## WHAT THE TASK ASKS
In your copy, leave out the pictures; write out all the data exactly.

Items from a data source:
.....

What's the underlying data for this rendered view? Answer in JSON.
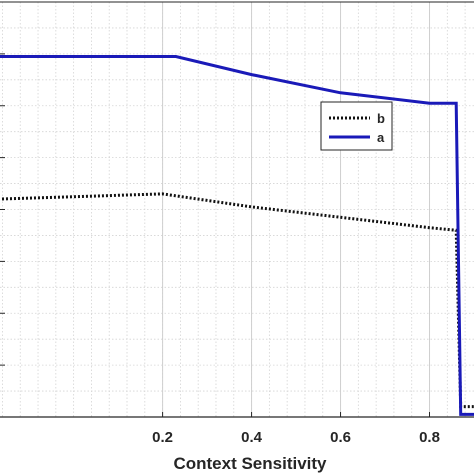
{
  "chart_data": {
    "type": "line",
    "xlabel": "Context Sensitivity",
    "ylabel": "",
    "xlim": [
      -0.17,
      0.9
    ],
    "x_ticks": [
      0.2,
      0.4,
      0.6,
      0.8
    ],
    "x_tick_labels": [
      "0.2",
      "0.4",
      "0.6",
      "0.8"
    ],
    "y_ticks_major": [
      0,
      1,
      2,
      3,
      4,
      5,
      6,
      7,
      8
    ],
    "grid": true,
    "legend_position": "upper-right",
    "series": [
      {
        "name": "b",
        "style": "dotted",
        "color": "#111111",
        "points": [
          [
            -0.17,
            4.2
          ],
          [
            0.2,
            4.3
          ],
          [
            0.4,
            4.05
          ],
          [
            0.6,
            3.85
          ],
          [
            0.8,
            3.65
          ],
          [
            0.86,
            3.6
          ],
          [
            0.87,
            0.2
          ],
          [
            0.9,
            0.2
          ]
        ]
      },
      {
        "name": "a",
        "style": "solid",
        "color": "#1a1ab8",
        "points": [
          [
            -0.17,
            6.95
          ],
          [
            0.23,
            6.95
          ],
          [
            0.4,
            6.6
          ],
          [
            0.6,
            6.25
          ],
          [
            0.8,
            6.05
          ],
          [
            0.86,
            6.05
          ],
          [
            0.87,
            0.05
          ],
          [
            0.9,
            0.05
          ]
        ]
      }
    ]
  }
}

.....

## RESPONSE TO THE TASK
What's the underlying data for this rendered view? Answer in JSON.
{
  "chart_data": {
    "type": "line",
    "xlabel": "Context Sensitivity",
    "ylabel": "",
    "xlim": [
      -0.17,
      0.9
    ],
    "x_ticks": [
      0.2,
      0.4,
      0.6,
      0.8
    ],
    "x_tick_labels": [
      "0.2",
      "0.4",
      "0.6",
      "0.8"
    ],
    "y_ticks_major": [
      0,
      1,
      2,
      3,
      4,
      5,
      6,
      7,
      8
    ],
    "grid": true,
    "legend_position": "upper-right",
    "series": [
      {
        "name": "b",
        "style": "dotted",
        "color": "#111111",
        "points": [
          [
            -0.17,
            4.2
          ],
          [
            0.2,
            4.3
          ],
          [
            0.4,
            4.05
          ],
          [
            0.6,
            3.85
          ],
          [
            0.8,
            3.65
          ],
          [
            0.86,
            3.6
          ],
          [
            0.87,
            0.2
          ],
          [
            0.9,
            0.2
          ]
        ]
      },
      {
        "name": "a",
        "style": "solid",
        "color": "#1a1ab8",
        "points": [
          [
            -0.17,
            6.95
          ],
          [
            0.23,
            6.95
          ],
          [
            0.4,
            6.6
          ],
          [
            0.6,
            6.25
          ],
          [
            0.8,
            6.05
          ],
          [
            0.86,
            6.05
          ],
          [
            0.87,
            0.05
          ],
          [
            0.9,
            0.05
          ]
        ]
      }
    ]
  }
}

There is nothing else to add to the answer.